> Figure collection entries:
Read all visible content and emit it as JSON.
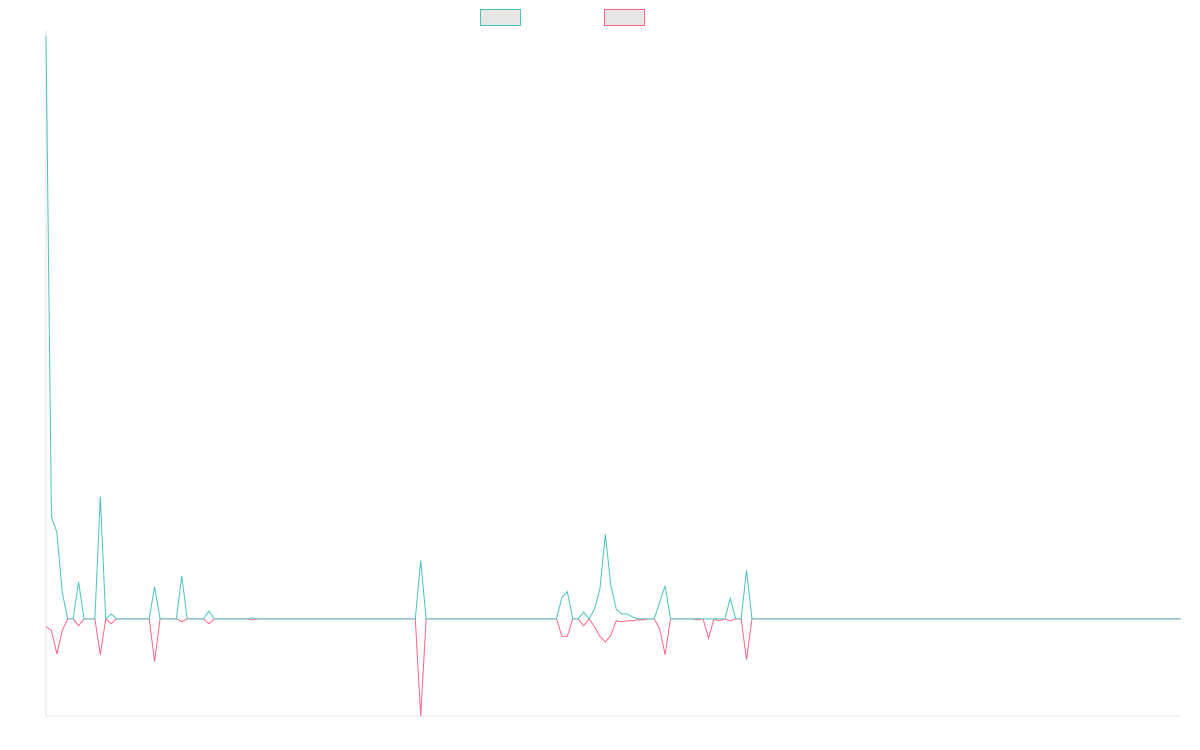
{
  "chart_data": {
    "type": "line",
    "title": "",
    "xlabel": "",
    "ylabel": "",
    "ylim": [
      -1,
      6
    ],
    "grid": false,
    "legend_position": "top-center",
    "series": [
      {
        "name": "",
        "color": "#4bc0c0",
        "fill": "#e6e6e6",
        "values": [
          6.0,
          1.05,
          0.89,
          0.27,
          0,
          0,
          0.38,
          0,
          0,
          0,
          1.26,
          0,
          0.05,
          0,
          0,
          0,
          0,
          0,
          0,
          0,
          0.33,
          0,
          0,
          0,
          0,
          0.44,
          0,
          0,
          0,
          0,
          0.08,
          0,
          0,
          0,
          0,
          0,
          0,
          0,
          0.01,
          0,
          0,
          0,
          0,
          0,
          0,
          0,
          0,
          0,
          0,
          0,
          0,
          0,
          0,
          0,
          0,
          0,
          0,
          0,
          0,
          0,
          0,
          0,
          0,
          0,
          0,
          0,
          0,
          0,
          0,
          0.6,
          0,
          0,
          0,
          0,
          0,
          0,
          0,
          0,
          0,
          0,
          0,
          0,
          0,
          0,
          0,
          0,
          0,
          0,
          0,
          0,
          0,
          0,
          0,
          0,
          0,
          0.22,
          0.28,
          0,
          0,
          0.07,
          0,
          0.1,
          0.31,
          0.87,
          0.35,
          0.1,
          0.05,
          0.05,
          0.02,
          0,
          0,
          0,
          0,
          0.17,
          0.34,
          0,
          0,
          0,
          0,
          0,
          0,
          0,
          0,
          0,
          0,
          0,
          0.21,
          0,
          0,
          0.5,
          0,
          0,
          0,
          0,
          0,
          0,
          0,
          0,
          0,
          0,
          0,
          0,
          0,
          0,
          0,
          0,
          0,
          0,
          0,
          0,
          0,
          0,
          0,
          0,
          0,
          0,
          0,
          0,
          0,
          0,
          0,
          0,
          0,
          0,
          0,
          0,
          0,
          0,
          0,
          0,
          0,
          0,
          0,
          0,
          0,
          0,
          0,
          0,
          0,
          0,
          0,
          0,
          0,
          0,
          0,
          0,
          0,
          0,
          0,
          0,
          0,
          0,
          0,
          0,
          0,
          0,
          0,
          0,
          0,
          0,
          0,
          0,
          0,
          0,
          0,
          0,
          0,
          0,
          0,
          0
        ]
      },
      {
        "name": "",
        "color": "#ff6384",
        "fill": "#e6e6e6",
        "values": [
          -0.08,
          -0.12,
          -0.36,
          -0.12,
          0,
          0,
          -0.07,
          0,
          0,
          0,
          -0.37,
          0,
          -0.05,
          0,
          0,
          0,
          0,
          0,
          0,
          0,
          -0.44,
          0,
          0,
          0,
          0,
          -0.03,
          0,
          0,
          0,
          0,
          -0.05,
          0,
          0,
          0,
          0,
          0,
          0,
          0,
          -0.01,
          0,
          0,
          0,
          0,
          0,
          0,
          0,
          0,
          0,
          0,
          0,
          0,
          0,
          0,
          0,
          0,
          0,
          0,
          0,
          0,
          0,
          0,
          0,
          0,
          0,
          0,
          0,
          0,
          0,
          0,
          -1.0,
          0,
          0,
          0,
          0,
          0,
          0,
          0,
          0,
          0,
          0,
          0,
          0,
          0,
          0,
          0,
          0,
          0,
          0,
          0,
          0,
          0,
          0,
          0,
          0,
          0,
          -0.18,
          -0.18,
          0,
          0,
          -0.07,
          0,
          -0.08,
          -0.18,
          -0.24,
          -0.17,
          -0.02,
          -0.03,
          -0.02,
          -0.02,
          -0.01,
          -0.01,
          0,
          0,
          -0.1,
          -0.37,
          0,
          0,
          0,
          0,
          0,
          -0.01,
          0,
          -0.2,
          0,
          -0.02,
          0,
          -0.02,
          0,
          0,
          -0.42,
          0,
          0,
          0,
          0,
          0,
          0,
          0,
          0,
          0,
          0,
          0,
          0,
          0,
          0,
          0,
          0,
          0,
          0,
          0,
          0,
          0,
          0,
          0,
          0,
          0,
          0,
          0,
          0,
          0,
          0,
          0,
          0,
          0,
          0,
          0,
          0,
          0,
          0,
          0,
          0,
          0,
          0,
          0,
          0,
          0,
          0,
          0,
          0,
          0,
          0,
          0,
          0,
          0,
          0,
          0,
          0,
          0,
          0,
          0,
          0,
          0,
          0,
          0,
          0,
          0,
          0,
          0,
          0,
          0,
          0,
          0,
          0,
          0,
          0,
          0,
          0,
          0,
          0,
          0,
          0
        ]
      }
    ]
  }
}
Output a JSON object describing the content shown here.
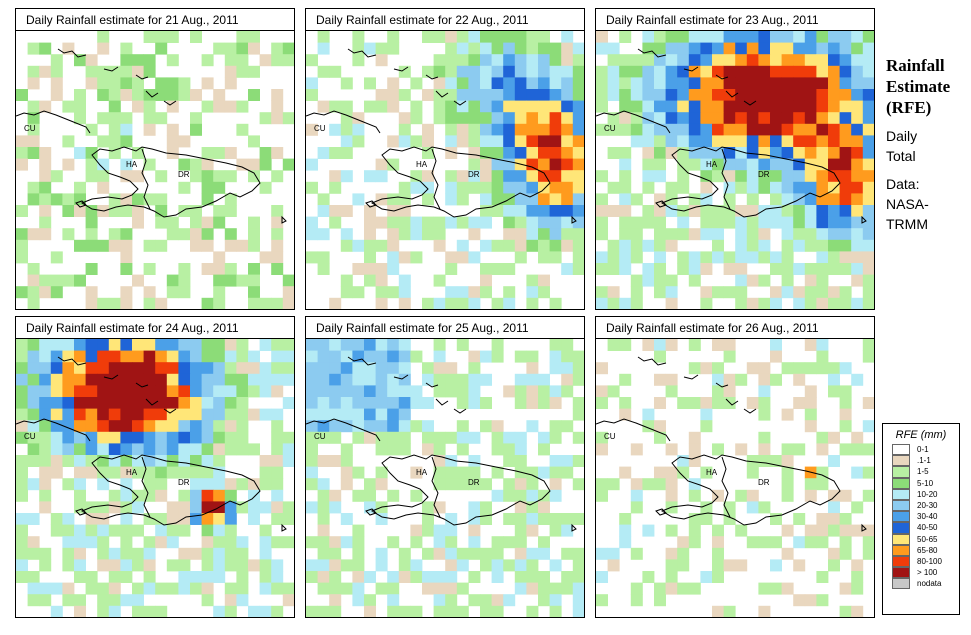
{
  "panels": [
    {
      "title": "Daily Rainfall estimate for  21 Aug., 2011",
      "pattern": "sparse",
      "labels": {
        "cu": "CU",
        "ha": "HA",
        "dr": "DR"
      }
    },
    {
      "title": "Daily Rainfall estimate for  22 Aug., 2011",
      "pattern": "east_storm",
      "labels": {
        "cu": "CU",
        "ha": "HA",
        "dr": "DR"
      }
    },
    {
      "title": "Daily Rainfall estimate for  23 Aug., 2011",
      "pattern": "north_storm",
      "labels": {
        "cu": "CU",
        "ha": "HA",
        "dr": "DR"
      }
    },
    {
      "title": "Daily Rainfall estimate for  24 Aug., 2011",
      "pattern": "northwest_storm",
      "labels": {
        "cu": "CU",
        "ha": "HA",
        "dr": "DR"
      }
    },
    {
      "title": "Daily Rainfall estimate for  25 Aug., 2011",
      "pattern": "light",
      "labels": {
        "cu": "CU",
        "ha": "HA",
        "dr": "DR"
      }
    },
    {
      "title": "Daily Rainfall estimate for  26 Aug., 2011",
      "pattern": "sparse_east",
      "labels": {
        "cu": "CU",
        "ha": "HA",
        "dr": "DR"
      }
    }
  ],
  "side": {
    "title_lines": [
      "Rainfall",
      "Estimate",
      "(RFE)"
    ],
    "daily_lines": [
      "Daily",
      "Total"
    ],
    "data_lines": [
      "Data:",
      "NASA-",
      "TRMM"
    ]
  },
  "legend": {
    "title": "RFE (mm)",
    "items": [
      {
        "label": "0-1",
        "color": "#ffffff"
      },
      {
        "label": ".1-1",
        "color": "#e9d7bf"
      },
      {
        "label": "1-5",
        "color": "#b8f0a3"
      },
      {
        "label": "5-10",
        "color": "#8cdc78"
      },
      {
        "label": "10-20",
        "color": "#b4ebf5"
      },
      {
        "label": "20-30",
        "color": "#8ccbf0"
      },
      {
        "label": "30-40",
        "color": "#4ba0e8"
      },
      {
        "label": "40-50",
        "color": "#1f64d7"
      },
      {
        "label": "50-65",
        "color": "#ffe678"
      },
      {
        "label": "65-80",
        "color": "#ff9b1e"
      },
      {
        "label": "80-100",
        "color": "#f03c0a"
      },
      {
        "label": "> 100",
        "color": "#a01414"
      },
      {
        "label": "nodata",
        "color": "#c8c8c8"
      }
    ]
  }
}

> AIM OF THE EXERCISE:
Return to the listing above and set it down exactly, leaving out its pictures.

> WRITTEN SOLUTION:
Read all visible content and emit it as JSON.
{
  "chart_data": {
    "type": "line",
    "title": "",
    "xlabel": "",
    "ylabel": "",
    "ylim": [
      -1,
      6
    ],
    "grid": false,
    "legend_position": "top-center",
    "series": [
      {
        "name": "",
        "color": "#4bc0c0",
        "fill": "#e6e6e6",
        "values": [
          6.0,
          1.05,
          0.89,
          0.27,
          0,
          0,
          0.38,
          0,
          0,
          0,
          1.26,
          0,
          0.05,
          0,
          0,
          0,
          0,
          0,
          0,
          0,
          0.33,
          0,
          0,
          0,
          0,
          0.44,
          0,
          0,
          0,
          0,
          0.08,
          0,
          0,
          0,
          0,
          0,
          0,
          0,
          0.01,
          0,
          0,
          0,
          0,
          0,
          0,
          0,
          0,
          0,
          0,
          0,
          0,
          0,
          0,
          0,
          0,
          0,
          0,
          0,
          0,
          0,
          0,
          0,
          0,
          0,
          0,
          0,
          0,
          0,
          0,
          0.6,
          0,
          0,
          0,
          0,
          0,
          0,
          0,
          0,
          0,
          0,
          0,
          0,
          0,
          0,
          0,
          0,
          0,
          0,
          0,
          0,
          0,
          0,
          0,
          0,
          0,
          0.22,
          0.28,
          0,
          0,
          0.07,
          0,
          0.1,
          0.31,
          0.87,
          0.35,
          0.1,
          0.05,
          0.05,
          0.02,
          0,
          0,
          0,
          0,
          0.17,
          0.34,
          0,
          0,
          0,
          0,
          0,
          0,
          0,
          0,
          0,
          0,
          0,
          0.21,
          0,
          0,
          0.5,
          0,
          0,
          0,
          0,
          0,
          0,
          0,
          0,
          0,
          0,
          0,
          0,
          0,
          0,
          0,
          0,
          0,
          0,
          0,
          0,
          0,
          0,
          0,
          0,
          0,
          0,
          0,
          0,
          0,
          0,
          0,
          0,
          0,
          0,
          0,
          0,
          0,
          0,
          0,
          0,
          0,
          0,
          0,
          0,
          0,
          0,
          0,
          0,
          0,
          0,
          0,
          0,
          0,
          0,
          0,
          0,
          0,
          0,
          0,
          0,
          0,
          0,
          0,
          0,
          0,
          0,
          0,
          0,
          0,
          0,
          0,
          0,
          0,
          0,
          0,
          0,
          0,
          0,
          0,
          0
        ]
      },
      {
        "name": "",
        "color": "#ff6384",
        "fill": "#e6e6e6",
        "values": [
          -0.08,
          -0.12,
          -0.36,
          -0.12,
          0,
          0,
          -0.07,
          0,
          0,
          0,
          -0.37,
          0,
          -0.05,
          0,
          0,
          0,
          0,
          0,
          0,
          0,
          -0.44,
          0,
          0,
          0,
          0,
          -0.03,
          0,
          0,
          0,
          0,
          -0.05,
          0,
          0,
          0,
          0,
          0,
          0,
          0,
          -0.01,
          0,
          0,
          0,
          0,
          0,
          0,
          0,
          0,
          0,
          0,
          0,
          0,
          0,
          0,
          0,
          0,
          0,
          0,
          0,
          0,
          0,
          0,
          0,
          0,
          0,
          0,
          0,
          0,
          0,
          0,
          -1.0,
          0,
          0,
          0,
          0,
          0,
          0,
          0,
          0,
          0,
          0,
          0,
          0,
          0,
          0,
          0,
          0,
          0,
          0,
          0,
          0,
          0,
          0,
          0,
          0,
          0,
          -0.18,
          -0.18,
          0,
          0,
          -0.07,
          0,
          -0.08,
          -0.18,
          -0.24,
          -0.17,
          -0.02,
          -0.03,
          -0.02,
          -0.02,
          -0.01,
          -0.01,
          0,
          0,
          -0.1,
          -0.37,
          0,
          0,
          0,
          0,
          0,
          -0.01,
          0,
          -0.2,
          0,
          -0.02,
          0,
          -0.02,
          0,
          0,
          -0.42,
          0,
          0,
          0,
          0,
          0,
          0,
          0,
          0,
          0,
          0,
          0,
          0,
          0,
          0,
          0,
          0,
          0,
          0,
          0,
          0,
          0,
          0,
          0,
          0,
          0,
          0,
          0,
          0,
          0,
          0,
          0,
          0,
          0,
          0,
          0,
          0,
          0,
          0,
          0,
          0,
          0,
          0,
          0,
          0,
          0,
          0,
          0,
          0,
          0,
          0,
          0,
          0,
          0,
          0,
          0,
          0,
          0,
          0,
          0,
          0,
          0,
          0,
          0,
          0,
          0,
          0,
          0,
          0,
          0,
          0,
          0,
          0,
          0,
          0,
          0,
          0,
          0,
          0,
          0,
          0
        ]
      }
    ]
  }
}
Output a JSON object describing the content shown here.
{
  "panels": [
    {
      "title": "Daily Rainfall estimate for  21 Aug., 2011",
      "pattern": "sparse",
      "labels": {
        "cu": "CU",
        "ha": "HA",
        "dr": "DR"
      }
    },
    {
      "title": "Daily Rainfall estimate for  22 Aug., 2011",
      "pattern": "east_storm",
      "labels": {
        "cu": "CU",
        "ha": "HA",
        "dr": "DR"
      }
    },
    {
      "title": "Daily Rainfall estimate for  23 Aug., 2011",
      "pattern": "north_storm",
      "labels": {
        "cu": "CU",
        "ha": "HA",
        "dr": "DR"
      }
    },
    {
      "title": "Daily Rainfall estimate for  24 Aug., 2011",
      "pattern": "northwest_storm",
      "labels": {
        "cu": "CU",
        "ha": "HA",
        "dr": "DR"
      }
    },
    {
      "title": "Daily Rainfall estimate for  25 Aug., 2011",
      "pattern": "light",
      "labels": {
        "cu": "CU",
        "ha": "HA",
        "dr": "DR"
      }
    },
    {
      "title": "Daily Rainfall estimate for  26 Aug., 2011",
      "pattern": "sparse_east",
      "labels": {
        "cu": "CU",
        "ha": "HA",
        "dr": "DR"
      }
    }
  ],
  "side": {
    "title_lines": [
      "Rainfall",
      "Estimate",
      "(RFE)"
    ],
    "daily_lines": [
      "Daily",
      "Total"
    ],
    "data_lines": [
      "Data:",
      "NASA-",
      "TRMM"
    ]
  },
  "legend": {
    "title": "RFE (mm)",
    "items": [
      {
        "label": "0-1",
        "color": "#ffffff"
      },
      {
        "label": ".1-1",
        "color": "#e9d7bf"
      },
      {
        "label": "1-5",
        "color": "#b8f0a3"
      },
      {
        "label": "5-10",
        "color": "#8cdc78"
      },
      {
        "label": "10-20",
        "color": "#b4ebf5"
      },
      {
        "label": "20-30",
        "color": "#8ccbf0"
      },
      {
        "label": "30-40",
        "color": "#4ba0e8"
      },
      {
        "label": "40-50",
        "color": "#1f64d7"
      },
      {
        "label": "50-65",
        "color": "#ffe678"
      },
      {
        "label": "65-80",
        "color": "#ff9b1e"
      },
      {
        "label": "80-100",
        "color": "#f03c0a"
      },
      {
        "label": "> 100",
        "color": "#a01414"
      },
      {
        "label": "nodata",
        "color": "#c8c8c8"
      }
    ]
  }
}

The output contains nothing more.